--- START ---
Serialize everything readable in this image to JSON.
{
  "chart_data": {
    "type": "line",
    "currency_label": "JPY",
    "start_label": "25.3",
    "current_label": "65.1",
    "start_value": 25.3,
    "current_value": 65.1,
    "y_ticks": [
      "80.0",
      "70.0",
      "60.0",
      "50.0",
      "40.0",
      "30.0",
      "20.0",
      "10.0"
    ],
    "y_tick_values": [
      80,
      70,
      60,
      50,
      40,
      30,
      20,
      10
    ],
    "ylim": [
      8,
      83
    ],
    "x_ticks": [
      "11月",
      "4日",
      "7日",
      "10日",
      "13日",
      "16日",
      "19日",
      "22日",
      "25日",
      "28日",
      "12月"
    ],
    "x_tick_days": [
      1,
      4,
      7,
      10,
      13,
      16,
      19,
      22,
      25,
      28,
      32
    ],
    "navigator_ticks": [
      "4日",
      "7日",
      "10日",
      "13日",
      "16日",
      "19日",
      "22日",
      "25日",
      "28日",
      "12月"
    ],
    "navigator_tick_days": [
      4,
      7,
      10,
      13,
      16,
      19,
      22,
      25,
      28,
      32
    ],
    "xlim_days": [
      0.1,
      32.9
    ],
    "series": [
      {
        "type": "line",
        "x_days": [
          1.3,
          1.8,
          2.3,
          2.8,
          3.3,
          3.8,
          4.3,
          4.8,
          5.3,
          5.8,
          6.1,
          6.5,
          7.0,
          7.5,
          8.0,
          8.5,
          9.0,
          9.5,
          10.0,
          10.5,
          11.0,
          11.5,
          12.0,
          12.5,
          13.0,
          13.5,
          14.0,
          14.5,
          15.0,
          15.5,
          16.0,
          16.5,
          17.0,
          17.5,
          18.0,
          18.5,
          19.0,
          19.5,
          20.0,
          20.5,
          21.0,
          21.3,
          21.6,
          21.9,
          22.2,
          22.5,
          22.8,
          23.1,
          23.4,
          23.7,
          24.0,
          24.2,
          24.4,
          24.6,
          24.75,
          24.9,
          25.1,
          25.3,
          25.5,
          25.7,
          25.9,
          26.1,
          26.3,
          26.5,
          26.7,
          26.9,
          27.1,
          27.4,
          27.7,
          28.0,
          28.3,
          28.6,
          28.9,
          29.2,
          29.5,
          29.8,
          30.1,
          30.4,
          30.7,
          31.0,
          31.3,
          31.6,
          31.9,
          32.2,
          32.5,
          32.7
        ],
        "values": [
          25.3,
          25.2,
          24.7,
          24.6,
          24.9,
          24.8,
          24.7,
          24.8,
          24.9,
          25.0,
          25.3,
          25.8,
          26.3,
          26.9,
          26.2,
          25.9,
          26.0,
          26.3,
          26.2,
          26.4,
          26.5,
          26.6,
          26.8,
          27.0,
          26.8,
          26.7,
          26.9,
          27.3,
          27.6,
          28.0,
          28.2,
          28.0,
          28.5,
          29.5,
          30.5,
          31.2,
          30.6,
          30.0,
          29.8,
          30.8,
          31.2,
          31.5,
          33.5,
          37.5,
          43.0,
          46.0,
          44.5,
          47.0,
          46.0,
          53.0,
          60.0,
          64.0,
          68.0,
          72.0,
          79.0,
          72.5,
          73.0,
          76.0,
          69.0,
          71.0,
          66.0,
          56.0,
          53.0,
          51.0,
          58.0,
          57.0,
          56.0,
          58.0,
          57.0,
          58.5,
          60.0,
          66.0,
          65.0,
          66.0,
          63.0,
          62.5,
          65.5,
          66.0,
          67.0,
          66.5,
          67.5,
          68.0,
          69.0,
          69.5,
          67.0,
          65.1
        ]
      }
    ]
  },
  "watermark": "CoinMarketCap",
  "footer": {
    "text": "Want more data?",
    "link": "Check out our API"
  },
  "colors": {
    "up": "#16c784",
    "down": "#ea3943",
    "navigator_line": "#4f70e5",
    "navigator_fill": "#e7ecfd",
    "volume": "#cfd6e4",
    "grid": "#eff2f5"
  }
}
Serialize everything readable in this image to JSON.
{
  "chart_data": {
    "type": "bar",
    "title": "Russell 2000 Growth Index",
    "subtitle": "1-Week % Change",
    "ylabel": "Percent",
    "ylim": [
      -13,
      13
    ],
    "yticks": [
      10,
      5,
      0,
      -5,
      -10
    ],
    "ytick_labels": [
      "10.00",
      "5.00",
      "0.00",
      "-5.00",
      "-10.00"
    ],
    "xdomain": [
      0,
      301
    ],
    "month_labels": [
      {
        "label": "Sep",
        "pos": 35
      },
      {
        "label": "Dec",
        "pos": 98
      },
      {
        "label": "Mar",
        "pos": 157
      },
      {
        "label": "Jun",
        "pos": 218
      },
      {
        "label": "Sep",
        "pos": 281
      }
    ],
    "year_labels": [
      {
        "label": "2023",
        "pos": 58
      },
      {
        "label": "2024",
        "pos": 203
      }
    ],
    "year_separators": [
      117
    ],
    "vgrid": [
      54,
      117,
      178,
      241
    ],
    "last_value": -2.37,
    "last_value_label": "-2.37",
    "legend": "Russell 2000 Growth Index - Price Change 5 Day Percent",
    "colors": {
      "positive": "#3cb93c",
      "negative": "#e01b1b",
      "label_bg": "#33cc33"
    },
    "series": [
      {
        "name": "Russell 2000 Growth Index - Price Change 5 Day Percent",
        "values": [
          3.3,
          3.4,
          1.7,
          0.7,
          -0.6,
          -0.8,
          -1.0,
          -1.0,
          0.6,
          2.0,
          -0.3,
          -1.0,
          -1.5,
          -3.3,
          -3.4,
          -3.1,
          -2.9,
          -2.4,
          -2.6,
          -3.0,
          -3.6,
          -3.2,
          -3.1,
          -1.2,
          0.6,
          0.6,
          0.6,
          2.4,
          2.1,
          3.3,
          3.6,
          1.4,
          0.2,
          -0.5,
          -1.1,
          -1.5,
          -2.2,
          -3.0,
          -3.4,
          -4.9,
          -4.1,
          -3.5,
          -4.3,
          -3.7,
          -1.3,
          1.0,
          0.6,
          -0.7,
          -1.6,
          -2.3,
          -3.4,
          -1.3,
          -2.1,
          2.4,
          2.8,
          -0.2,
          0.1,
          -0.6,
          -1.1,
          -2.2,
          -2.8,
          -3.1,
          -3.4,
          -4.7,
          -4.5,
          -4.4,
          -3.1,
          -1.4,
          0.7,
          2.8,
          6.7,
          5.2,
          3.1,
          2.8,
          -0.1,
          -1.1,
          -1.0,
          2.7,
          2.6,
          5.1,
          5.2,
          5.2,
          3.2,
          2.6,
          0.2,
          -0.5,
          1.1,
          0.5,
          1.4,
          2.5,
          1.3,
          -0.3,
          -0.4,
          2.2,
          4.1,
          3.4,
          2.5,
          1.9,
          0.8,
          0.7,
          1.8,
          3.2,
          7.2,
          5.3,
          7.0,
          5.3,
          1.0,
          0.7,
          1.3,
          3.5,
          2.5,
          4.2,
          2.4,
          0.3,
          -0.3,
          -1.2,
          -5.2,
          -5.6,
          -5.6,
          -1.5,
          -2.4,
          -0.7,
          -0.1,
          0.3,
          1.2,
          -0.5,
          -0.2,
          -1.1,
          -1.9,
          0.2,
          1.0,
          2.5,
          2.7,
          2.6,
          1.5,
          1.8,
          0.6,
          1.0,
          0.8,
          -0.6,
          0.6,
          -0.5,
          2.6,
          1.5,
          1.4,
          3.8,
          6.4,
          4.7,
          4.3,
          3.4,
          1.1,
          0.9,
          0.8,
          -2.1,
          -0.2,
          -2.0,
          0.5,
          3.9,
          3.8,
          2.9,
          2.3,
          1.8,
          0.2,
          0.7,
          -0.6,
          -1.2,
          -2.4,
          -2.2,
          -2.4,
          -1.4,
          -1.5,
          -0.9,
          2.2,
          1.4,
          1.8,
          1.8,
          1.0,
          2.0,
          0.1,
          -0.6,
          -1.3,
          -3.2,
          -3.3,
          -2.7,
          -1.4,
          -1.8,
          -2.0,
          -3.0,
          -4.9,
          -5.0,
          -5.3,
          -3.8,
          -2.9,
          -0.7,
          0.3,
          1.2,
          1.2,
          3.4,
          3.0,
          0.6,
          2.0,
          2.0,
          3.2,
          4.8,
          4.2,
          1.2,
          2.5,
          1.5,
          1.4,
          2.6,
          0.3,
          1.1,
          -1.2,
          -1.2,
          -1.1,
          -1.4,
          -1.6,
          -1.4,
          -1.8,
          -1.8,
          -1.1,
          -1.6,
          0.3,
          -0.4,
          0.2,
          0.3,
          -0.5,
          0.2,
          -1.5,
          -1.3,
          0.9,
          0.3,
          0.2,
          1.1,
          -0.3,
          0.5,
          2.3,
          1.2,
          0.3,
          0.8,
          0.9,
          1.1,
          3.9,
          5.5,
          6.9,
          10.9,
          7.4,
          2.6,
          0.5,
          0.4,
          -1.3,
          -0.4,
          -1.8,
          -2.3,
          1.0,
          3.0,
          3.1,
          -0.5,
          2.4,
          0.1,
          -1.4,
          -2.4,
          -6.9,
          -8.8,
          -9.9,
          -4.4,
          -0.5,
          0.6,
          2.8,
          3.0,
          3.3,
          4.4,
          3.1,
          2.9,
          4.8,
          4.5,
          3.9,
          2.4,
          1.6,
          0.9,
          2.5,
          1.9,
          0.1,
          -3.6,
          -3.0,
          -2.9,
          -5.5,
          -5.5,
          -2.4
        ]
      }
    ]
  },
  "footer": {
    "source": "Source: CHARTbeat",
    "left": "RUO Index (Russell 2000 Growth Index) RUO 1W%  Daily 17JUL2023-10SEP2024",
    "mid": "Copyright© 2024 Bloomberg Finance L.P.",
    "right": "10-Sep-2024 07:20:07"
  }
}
--- END ---
_WHAT THIS TASK INVOLVES_:
Go through the records and pull out each line that includes the word "Index".

_FINAL RESULT_:
    "title": "Russell 2000 Growth Index",
    "legend": "Russell 2000 Growth Index - Price Change 5 Day Percent",
        "name": "Russell 2000 Growth Index - Price Change 5 Day Percent",
    "left": "RUO Index (Russell 2000 Growth Index) RUO 1W%  Daily 17JUL2023-10SEP2024",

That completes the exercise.